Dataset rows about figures
____________________
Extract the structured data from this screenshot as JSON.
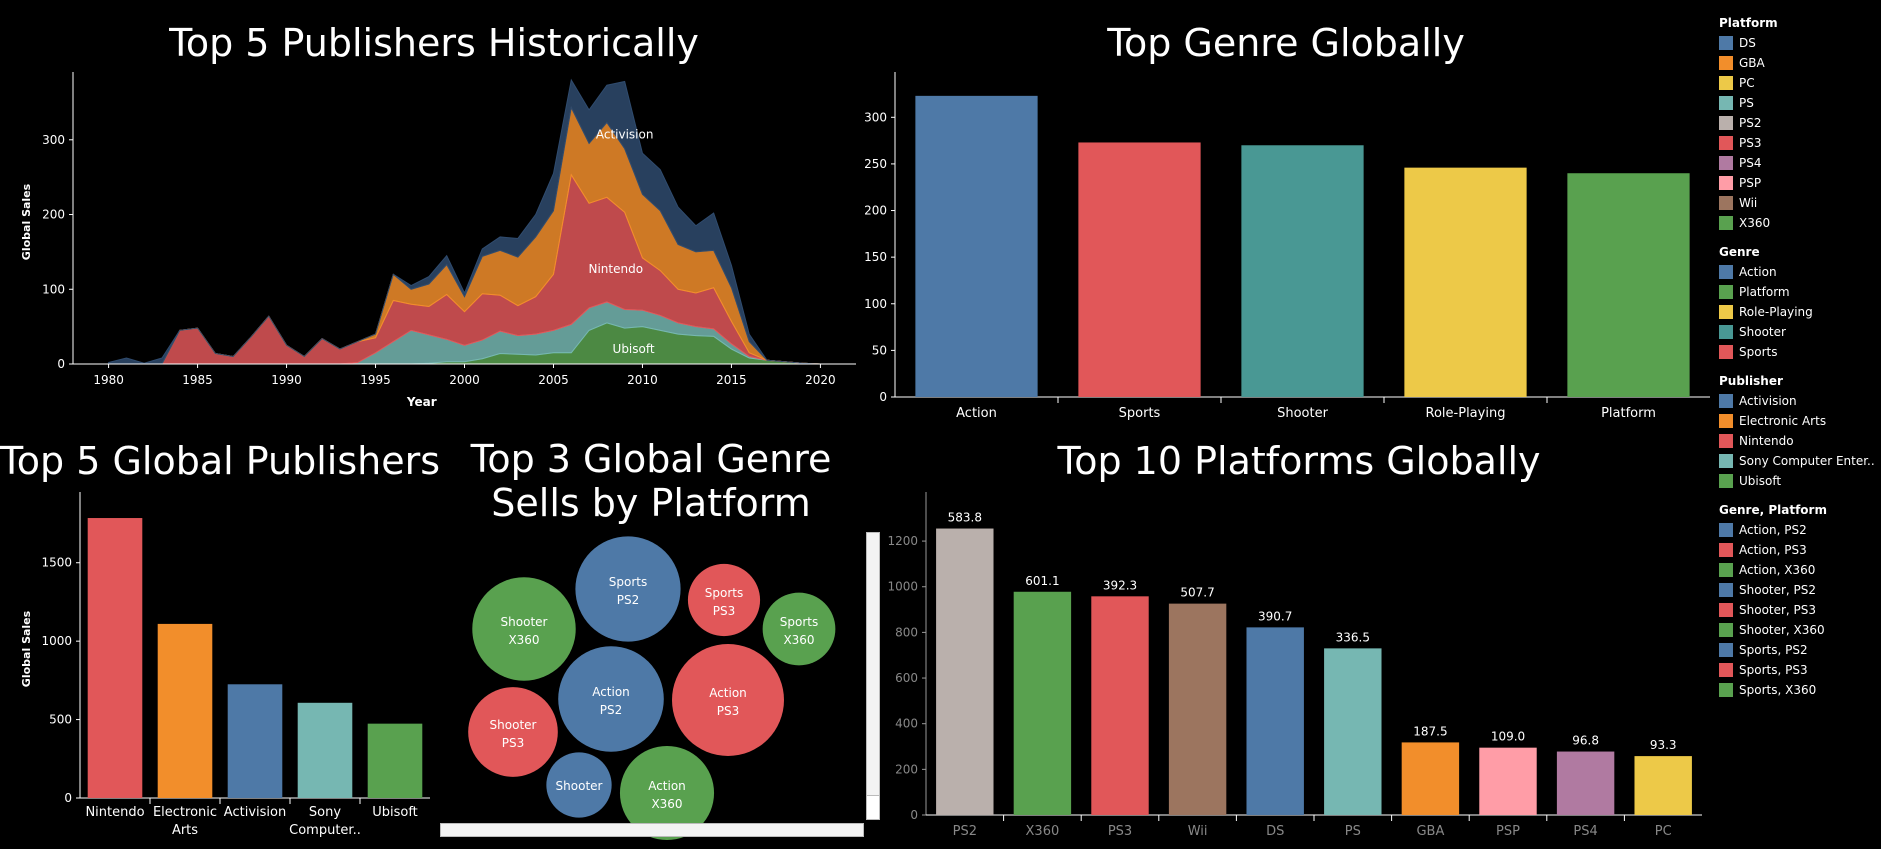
{
  "colors": {
    "blue": "#4e79a7",
    "orange": "#f28e2b",
    "red": "#e15759",
    "teal": "#499894",
    "lightteal": "#76b7b2",
    "green": "#59a14f",
    "yellow": "#edc948",
    "gray": "#bab0ac",
    "purple": "#b07aa1",
    "pink": "#ff9da7",
    "brown": "#9c755f",
    "darknavy": "#2f4b6e"
  },
  "chart_data": [
    {
      "id": "area",
      "type": "area",
      "title": "Top 5 Publishers Historically",
      "xlabel": "Year",
      "ylabel": "Global Sales",
      "xlim": [
        1978,
        2022
      ],
      "ylim": [
        0,
        380
      ],
      "xticks": [
        1980,
        1985,
        1990,
        1995,
        2000,
        2005,
        2010,
        2015,
        2020
      ],
      "yticks": [
        0,
        100,
        200,
        300
      ],
      "x": [
        1980,
        1981,
        1982,
        1983,
        1984,
        1985,
        1986,
        1987,
        1988,
        1989,
        1990,
        1991,
        1992,
        1993,
        1994,
        1995,
        1996,
        1997,
        1998,
        1999,
        2000,
        2001,
        2002,
        2003,
        2004,
        2005,
        2006,
        2007,
        2008,
        2009,
        2010,
        2011,
        2012,
        2013,
        2014,
        2015,
        2016,
        2017,
        2018,
        2019,
        2020
      ],
      "series": [
        {
          "name": "Ubisoft",
          "color": "#59a14f",
          "values": [
            0,
            0,
            0,
            0,
            0,
            0,
            0,
            0,
            0,
            0,
            0,
            0,
            0,
            0,
            0,
            0,
            0,
            0,
            1,
            3,
            3,
            7,
            14,
            13,
            12,
            15,
            15,
            45,
            55,
            48,
            50,
            45,
            40,
            38,
            37,
            20,
            8,
            5,
            3,
            1,
            0
          ]
        },
        {
          "name": "Sony Computer Entertainment",
          "color": "#76b7b2",
          "values": [
            0,
            0,
            0,
            0,
            0,
            0,
            0,
            0,
            0,
            0,
            0,
            0,
            0,
            0,
            2,
            15,
            30,
            45,
            38,
            30,
            22,
            25,
            30,
            25,
            28,
            30,
            38,
            30,
            28,
            25,
            22,
            20,
            15,
            12,
            10,
            7,
            2,
            0,
            0,
            0,
            0
          ]
        },
        {
          "name": "Nintendo",
          "color": "#e15759",
          "values": [
            0,
            0,
            0,
            0,
            45,
            48,
            14,
            10,
            36,
            64,
            25,
            10,
            34,
            20,
            28,
            20,
            55,
            35,
            38,
            60,
            45,
            62,
            48,
            40,
            50,
            75,
            200,
            140,
            140,
            130,
            70,
            60,
            45,
            45,
            55,
            30,
            5,
            0,
            0,
            0,
            0
          ]
        },
        {
          "name": "Electronic Arts",
          "color": "#f28e2b",
          "values": [
            0,
            0,
            0,
            0,
            0,
            0,
            0,
            0,
            0,
            0,
            0,
            0,
            0,
            0,
            0,
            5,
            35,
            20,
            30,
            40,
            20,
            50,
            60,
            65,
            80,
            85,
            90,
            80,
            100,
            85,
            85,
            80,
            60,
            55,
            50,
            45,
            15,
            0,
            0,
            0,
            0
          ]
        },
        {
          "name": "Activision",
          "color": "#2f4b6e",
          "values": [
            2,
            8,
            1,
            8,
            0,
            0,
            0,
            0,
            0,
            0,
            0,
            0,
            0,
            0,
            0,
            0,
            0,
            5,
            10,
            12,
            5,
            10,
            18,
            25,
            30,
            50,
            37,
            45,
            50,
            90,
            55,
            55,
            50,
            35,
            50,
            30,
            10,
            0,
            0,
            0,
            0
          ]
        }
      ],
      "labels": [
        {
          "text": "Activision",
          "x": 2009,
          "y": 307
        },
        {
          "text": "Nintendo",
          "x": 2008.5,
          "y": 127
        },
        {
          "text": "Ubisoft",
          "x": 2009.5,
          "y": 20
        }
      ]
    },
    {
      "id": "genre",
      "type": "bar",
      "title": "Top Genre Globally",
      "categories": [
        "Action",
        "Sports",
        "Shooter",
        "Role-Playing",
        "Platform"
      ],
      "values": [
        323,
        273,
        270,
        246,
        240
      ],
      "colors": [
        "#4e79a7",
        "#e15759",
        "#499894",
        "#edc948",
        "#59a14f"
      ],
      "ylim": [
        0,
        340
      ],
      "yticks": [
        0,
        50,
        100,
        150,
        200,
        250,
        300
      ]
    },
    {
      "id": "publishers",
      "type": "bar",
      "title": "Top 5 Global Publishers",
      "ylabel": "Global Sales",
      "categories": [
        "Nintendo",
        "Electronic Arts",
        "Activision",
        "Sony Computer..",
        "Ubisoft"
      ],
      "category_lines": [
        [
          "Nintendo"
        ],
        [
          "Electronic",
          "Arts"
        ],
        [
          "Activision"
        ],
        [
          "Sony",
          "Computer.."
        ],
        [
          "Ubisoft"
        ]
      ],
      "values": [
        1785,
        1110,
        725,
        607,
        474
      ],
      "colors": [
        "#e15759",
        "#f28e2b",
        "#4e79a7",
        "#76b7b2",
        "#59a14f"
      ],
      "ylim": [
        0,
        1900
      ],
      "yticks": [
        0,
        500,
        1000,
        1500
      ]
    },
    {
      "id": "bubbles",
      "type": "bubble",
      "title": "Top 3 Global Genre Sells by Platform",
      "bubbles": [
        {
          "line1": "Sports",
          "line2": "PS2",
          "color": "#4e79a7",
          "value": 270
        },
        {
          "line1": "Shooter",
          "line2": "X360",
          "color": "#59a14f",
          "value": 261
        },
        {
          "line1": "Action",
          "line2": "PS3",
          "color": "#e15759",
          "value": 306
        },
        {
          "line1": "Action",
          "line2": "PS2",
          "color": "#4e79a7",
          "value": 272
        },
        {
          "line1": "Shooter",
          "line2": "PS3",
          "color": "#e15759",
          "value": 196
        },
        {
          "line1": "Sports",
          "line2": "PS3",
          "color": "#e15759",
          "value": 127
        },
        {
          "line1": "Sports",
          "line2": "X360",
          "color": "#59a14f",
          "value": 129
        },
        {
          "line1": "Action",
          "line2": "X360",
          "color": "#59a14f",
          "value": 216
        },
        {
          "line1": "Shooter",
          "line2": "",
          "color": "#4e79a7",
          "value": 104
        }
      ]
    },
    {
      "id": "platforms",
      "type": "bar",
      "title": "Top 10 Platforms Globally",
      "categories": [
        "PS2",
        "X360",
        "PS3",
        "Wii",
        "DS",
        "PS",
        "GBA",
        "PSP",
        "PS4",
        "PC"
      ],
      "values": [
        1255,
        978,
        958,
        926,
        822,
        730,
        318,
        295,
        278,
        258
      ],
      "data_labels": [
        "583.8",
        "601.1",
        "392.3",
        "507.7",
        "390.7",
        "336.5",
        "187.5",
        "109.0",
        "96.8",
        "93.3"
      ],
      "colors": [
        "#bab0ac",
        "#59a14f",
        "#e15759",
        "#9c755f",
        "#4e79a7",
        "#76b7b2",
        "#f28e2b",
        "#ff9da7",
        "#b07aa1",
        "#edc948"
      ],
      "ylim": [
        0,
        1380
      ],
      "yticks": [
        0,
        200,
        400,
        600,
        800,
        1000,
        1200
      ]
    }
  ],
  "legend": [
    {
      "title": "Platform",
      "items": [
        {
          "label": "DS",
          "color": "#4e79a7"
        },
        {
          "label": "GBA",
          "color": "#f28e2b"
        },
        {
          "label": "PC",
          "color": "#edc948"
        },
        {
          "label": "PS",
          "color": "#76b7b2"
        },
        {
          "label": "PS2",
          "color": "#bab0ac"
        },
        {
          "label": "PS3",
          "color": "#e15759"
        },
        {
          "label": "PS4",
          "color": "#b07aa1"
        },
        {
          "label": "PSP",
          "color": "#ff9da7"
        },
        {
          "label": "Wii",
          "color": "#9c755f"
        },
        {
          "label": "X360",
          "color": "#59a14f"
        }
      ]
    },
    {
      "title": "Genre",
      "items": [
        {
          "label": "Action",
          "color": "#4e79a7"
        },
        {
          "label": "Platform",
          "color": "#59a14f"
        },
        {
          "label": "Role-Playing",
          "color": "#edc948"
        },
        {
          "label": "Shooter",
          "color": "#499894"
        },
        {
          "label": "Sports",
          "color": "#e15759"
        }
      ]
    },
    {
      "title": "Publisher",
      "items": [
        {
          "label": "Activision",
          "color": "#4e79a7"
        },
        {
          "label": "Electronic Arts",
          "color": "#f28e2b"
        },
        {
          "label": "Nintendo",
          "color": "#e15759"
        },
        {
          "label": "Sony Computer Enter..",
          "color": "#76b7b2"
        },
        {
          "label": "Ubisoft",
          "color": "#59a14f"
        }
      ]
    },
    {
      "title": "Genre, Platform",
      "items": [
        {
          "label": "Action, PS2",
          "color": "#4e79a7"
        },
        {
          "label": "Action, PS3",
          "color": "#e15759"
        },
        {
          "label": "Action, X360",
          "color": "#59a14f"
        },
        {
          "label": "Shooter, PS2",
          "color": "#4e79a7"
        },
        {
          "label": "Shooter, PS3",
          "color": "#e15759"
        },
        {
          "label": "Shooter, X360",
          "color": "#59a14f"
        },
        {
          "label": "Sports, PS2",
          "color": "#4e79a7"
        },
        {
          "label": "Sports, PS3",
          "color": "#e15759"
        },
        {
          "label": "Sports, X360",
          "color": "#59a14f"
        }
      ]
    }
  ]
}
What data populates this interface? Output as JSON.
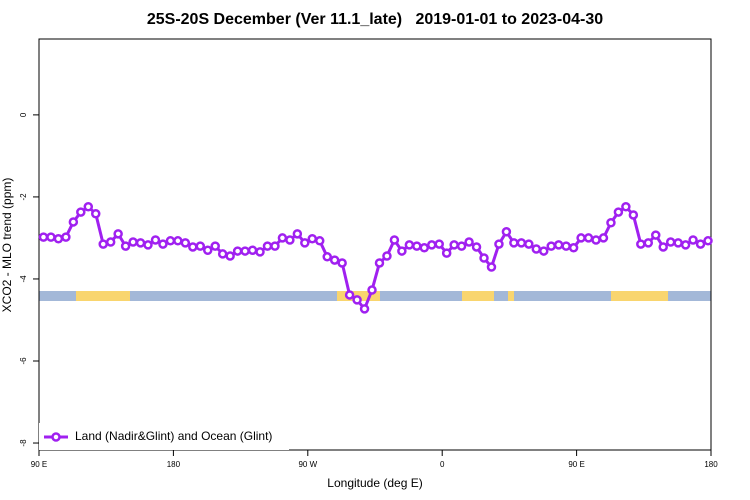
{
  "chart_data": {
    "type": "line",
    "title": "25S-20S December (Ver 11.1_late)   2019-01-01 to 2023-04-30",
    "xlabel": "Longitude (deg E)",
    "ylabel": "XCO2 - MLO trend (ppm)",
    "xlim": [
      90,
      540
    ],
    "ylim": [
      -8.17,
      1.85
    ],
    "xticks": [
      {
        "value": 90,
        "label": "90 E"
      },
      180,
      {
        "value": 270,
        "label": "90 W"
      },
      {
        "value": 360,
        "label": "0"
      },
      {
        "value": 450,
        "label": "90 E"
      },
      {
        "value": 540,
        "label": "180"
      }
    ],
    "yticks": [
      0,
      -2,
      -4,
      -6,
      -8
    ],
    "legend": "bottom-left",
    "x": [
      93,
      98,
      103,
      108,
      113,
      118,
      123,
      128,
      133,
      138,
      143,
      148,
      153,
      158,
      163,
      168,
      173,
      178,
      183,
      188,
      193,
      198,
      203,
      208,
      213,
      218,
      223,
      228,
      233,
      238,
      243,
      248,
      253,
      258,
      263,
      268,
      273,
      278,
      283,
      288,
      293,
      298,
      303,
      308,
      313,
      318,
      323,
      328,
      333,
      338,
      343,
      348,
      353,
      358,
      363,
      368,
      373,
      378,
      383,
      388,
      393,
      398,
      403,
      408,
      413,
      418,
      423,
      428,
      433,
      438,
      443,
      448,
      453,
      458,
      463,
      468,
      473,
      478,
      483,
      488,
      493,
      498,
      503,
      508,
      513,
      518,
      523,
      528,
      533,
      538
    ],
    "series": [
      {
        "name": "Land (Nadir&Glint) and Ocean (Glint)",
        "color": "#a020f0",
        "values": [
          -2.98,
          -2.98,
          -3.02,
          -2.98,
          -2.61,
          -2.37,
          -2.24,
          -2.41,
          -3.15,
          -3.1,
          -2.9,
          -3.2,
          -3.1,
          -3.12,
          -3.17,
          -3.05,
          -3.15,
          -3.07,
          -3.07,
          -3.12,
          -3.22,
          -3.2,
          -3.3,
          -3.2,
          -3.39,
          -3.44,
          -3.32,
          -3.32,
          -3.3,
          -3.34,
          -3.2,
          -3.2,
          -3.0,
          -3.05,
          -2.9,
          -3.12,
          -3.02,
          -3.07,
          -3.46,
          -3.54,
          -3.61,
          -4.39,
          -4.51,
          -4.73,
          -4.27,
          -3.61,
          -3.44,
          -3.05,
          -3.32,
          -3.17,
          -3.2,
          -3.24,
          -3.17,
          -3.15,
          -3.37,
          -3.17,
          -3.2,
          -3.1,
          -3.22,
          -3.49,
          -3.71,
          -3.15,
          -2.85,
          -3.12,
          -3.12,
          -3.15,
          -3.27,
          -3.32,
          -3.2,
          -3.17,
          -3.2,
          -3.24,
          -3.0,
          -3.0,
          -3.05,
          -3.0,
          -2.63,
          -2.37,
          -2.24,
          -2.44,
          -3.15,
          -3.12,
          -2.93,
          -3.22,
          -3.1,
          -3.12,
          -3.17,
          -3.05,
          -3.15,
          -3.07
        ]
      }
    ]
  }
}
____________________
OBJECTIVE -
Copy each line above that contains the string "Activision".

EXERCISE OUTPUT -
          "name": "Activision",
          "text": "Activision",
        "Activision",
          "Activision"
          "label": "Activision",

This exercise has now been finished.